**Task instructions:** Below are some entries. Work out how many of their lines hold the word "avatar", and write that number alone.
[start of Exercise input]
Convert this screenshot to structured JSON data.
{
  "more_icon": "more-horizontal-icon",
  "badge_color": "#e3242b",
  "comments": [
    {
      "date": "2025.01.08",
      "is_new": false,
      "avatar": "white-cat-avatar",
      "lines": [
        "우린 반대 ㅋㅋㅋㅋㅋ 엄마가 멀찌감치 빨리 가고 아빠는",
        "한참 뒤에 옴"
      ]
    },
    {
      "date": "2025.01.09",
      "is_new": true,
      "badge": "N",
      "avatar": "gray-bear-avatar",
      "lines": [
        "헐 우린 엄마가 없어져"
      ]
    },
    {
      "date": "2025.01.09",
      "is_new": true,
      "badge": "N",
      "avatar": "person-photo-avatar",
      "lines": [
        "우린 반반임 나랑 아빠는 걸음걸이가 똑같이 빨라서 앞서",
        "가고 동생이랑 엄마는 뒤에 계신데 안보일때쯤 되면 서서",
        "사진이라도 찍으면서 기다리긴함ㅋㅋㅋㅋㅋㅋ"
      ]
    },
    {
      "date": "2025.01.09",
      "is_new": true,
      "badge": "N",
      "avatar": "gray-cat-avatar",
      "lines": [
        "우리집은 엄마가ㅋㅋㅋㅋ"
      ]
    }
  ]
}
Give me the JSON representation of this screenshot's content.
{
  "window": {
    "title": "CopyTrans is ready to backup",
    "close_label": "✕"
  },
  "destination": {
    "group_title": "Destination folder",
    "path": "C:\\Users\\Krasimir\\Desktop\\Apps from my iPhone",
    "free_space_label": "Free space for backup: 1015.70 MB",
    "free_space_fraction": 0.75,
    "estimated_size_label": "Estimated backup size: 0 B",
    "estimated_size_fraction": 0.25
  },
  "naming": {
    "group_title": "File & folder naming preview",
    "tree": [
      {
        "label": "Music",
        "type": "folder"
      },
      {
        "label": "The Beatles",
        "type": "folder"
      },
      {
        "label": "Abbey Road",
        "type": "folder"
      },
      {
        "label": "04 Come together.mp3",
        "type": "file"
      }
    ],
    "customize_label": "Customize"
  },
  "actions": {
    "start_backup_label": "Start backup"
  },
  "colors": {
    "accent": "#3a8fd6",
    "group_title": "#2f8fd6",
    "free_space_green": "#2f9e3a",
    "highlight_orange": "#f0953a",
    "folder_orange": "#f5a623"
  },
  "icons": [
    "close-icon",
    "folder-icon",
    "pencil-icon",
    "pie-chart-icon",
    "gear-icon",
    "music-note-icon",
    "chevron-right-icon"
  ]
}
[end of Exercise input]
**Task result:** 4